**Extrait retenu**
Le même jour, M. [J] s'est porté caution solidaire du remboursement du prêt, dans la limite de la somme de 48 580.00 euros couvrant le paiement du principal, des intérêts et, le cas échéant, des pénalités ou intérêts de retard.
La débitrice principale ayant cessé d'honorer ses engagements à compter de la mensualité du mois d'août 2013, la BPGO a obtenu un jugement du tribunal de commerce du Mans rendu le 19 septembre 2014 qui :
- condamne la SARL AMBULANCES à lui payer la somme de 273 933,60 euros due au 20 janvier 2014, outre intérêts postérieurs au taux de 3,53 % l'an sur la somme de 271 745,57 € du 21/01/2014 jusqu'à complet règlement, ce avec capitalisation,
- condamne M. [J] solidairement à régler la somme de 48 580 euros, montant de son engagement de caution solidaire, outre les intérêts au taux légal à compter du 9 avril 2014, avec anatocisme.
Ce jugement a été signifié le 7 octobre 2014 à M. [J].
Le 16 juin 2020, M. [J] a assigné la BPGO devant le tribunal judiciaire du Mans aux fins :
- A titre principal,
* de déclarer nul et de nul effet l'acte de cautionnement souscrit le 1er avril 2011,
* de condamner la BPGO à lui payer la somme de 48 580 € à titre de dommages et intérêts,
- A titre subsidiaire,
* De dire et juger les stipulations de solidarité et de renonciation au bénéfice de discussion figurant dans le cautionnement souscrit par M. sont réputées non écrites,
* De dire que la caution souscrite est une caution simple,
* Condamner la BPGO au paiement de la somme de 3 000 € en application de l'article 700 du code de procédure civile ainsi qu'aux dépens.
Saisi sur incident de la BPGO, le juge de la mise en état a, par ordonnance du 20 mai 2021, déclaré l'action de M. [J] irrecevable et l'a condamné à payer à la BPGO la somme de 1 500 euros en application des dispositions de l'article 700 du code de procédure civile ainsi qu'aux dépens de l'instance.

**Consigne**
Pour chacune des affirmations suivantes, indiquez par oui ou non si elle concorde avec l'extrait retenu, puis citez mot pour mot les termes de l'extrait qui tranchent. (a) Le jugement du tribunal de commerce du Mans date du 19 septembre 2014. (b) M. [J] a assigné la BPGO le 7 octobre 2014. (c) L'ordonnance du 20 mai 2021 a jugé recevable l'action de M. [J]. Les enregistrements n'interviennent pas dans ce travail.

**Données présentées**

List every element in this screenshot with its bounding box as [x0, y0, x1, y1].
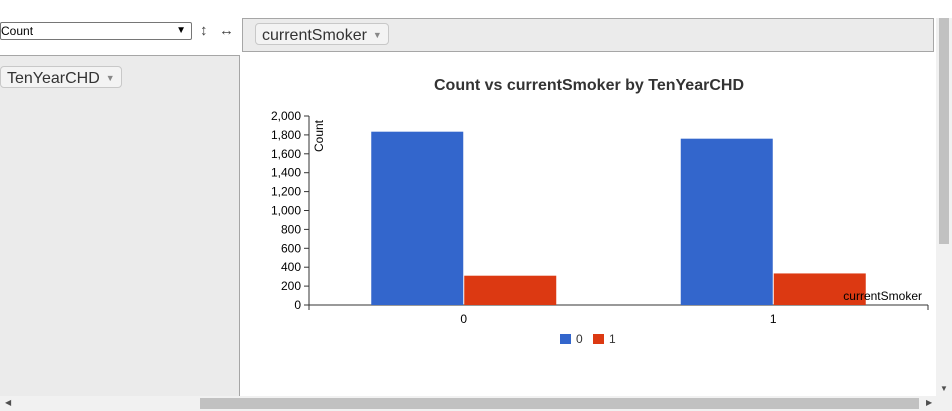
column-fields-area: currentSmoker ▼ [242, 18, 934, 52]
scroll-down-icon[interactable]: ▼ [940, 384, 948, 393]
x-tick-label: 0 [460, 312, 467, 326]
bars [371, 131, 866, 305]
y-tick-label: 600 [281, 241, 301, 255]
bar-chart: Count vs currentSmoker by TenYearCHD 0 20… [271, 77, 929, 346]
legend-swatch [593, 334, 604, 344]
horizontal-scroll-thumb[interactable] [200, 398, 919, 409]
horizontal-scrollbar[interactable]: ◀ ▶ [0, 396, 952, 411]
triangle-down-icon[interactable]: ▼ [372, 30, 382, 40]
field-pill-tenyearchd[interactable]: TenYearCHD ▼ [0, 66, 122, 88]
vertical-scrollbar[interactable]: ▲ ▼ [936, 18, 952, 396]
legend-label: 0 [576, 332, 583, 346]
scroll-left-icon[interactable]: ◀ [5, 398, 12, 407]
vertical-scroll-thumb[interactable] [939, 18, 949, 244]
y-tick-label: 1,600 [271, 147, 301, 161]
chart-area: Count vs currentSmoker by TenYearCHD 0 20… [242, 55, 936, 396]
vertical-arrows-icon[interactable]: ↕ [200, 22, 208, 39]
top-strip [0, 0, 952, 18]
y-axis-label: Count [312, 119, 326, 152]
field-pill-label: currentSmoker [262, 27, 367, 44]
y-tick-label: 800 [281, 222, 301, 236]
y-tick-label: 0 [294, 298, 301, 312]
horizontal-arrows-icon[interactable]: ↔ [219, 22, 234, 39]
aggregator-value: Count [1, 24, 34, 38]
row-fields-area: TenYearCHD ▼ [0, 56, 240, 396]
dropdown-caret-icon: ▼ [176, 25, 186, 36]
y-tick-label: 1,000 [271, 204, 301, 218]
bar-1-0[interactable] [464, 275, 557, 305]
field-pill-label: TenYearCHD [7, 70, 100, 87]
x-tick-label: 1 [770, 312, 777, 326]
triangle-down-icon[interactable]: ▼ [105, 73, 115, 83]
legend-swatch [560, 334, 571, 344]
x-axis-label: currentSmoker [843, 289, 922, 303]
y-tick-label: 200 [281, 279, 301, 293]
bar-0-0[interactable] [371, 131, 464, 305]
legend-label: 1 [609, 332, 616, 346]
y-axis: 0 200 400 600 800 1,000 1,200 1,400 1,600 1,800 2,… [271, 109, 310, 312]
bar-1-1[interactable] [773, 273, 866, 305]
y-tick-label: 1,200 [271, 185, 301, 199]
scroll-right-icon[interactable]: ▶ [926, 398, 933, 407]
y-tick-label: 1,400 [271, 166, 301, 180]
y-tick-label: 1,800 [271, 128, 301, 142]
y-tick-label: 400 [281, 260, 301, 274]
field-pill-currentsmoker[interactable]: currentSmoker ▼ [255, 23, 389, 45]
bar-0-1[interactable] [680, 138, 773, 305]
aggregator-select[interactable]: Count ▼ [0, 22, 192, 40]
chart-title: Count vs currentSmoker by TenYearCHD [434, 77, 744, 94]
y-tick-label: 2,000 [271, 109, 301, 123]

**Résultat obtenu**
(a) Oui : « un jugement du tribunal de commerce du Mans rendu le 19 septembre 2014 ».
(b) Non : « Ce jugement a été signifié le 7 octobre 2014 à M. [J]. » et « Le 16 juin 2020, M. [J] a assigné la BPGO ».
(c) Non : « déclaré l'action de M. [J] irrecevable ».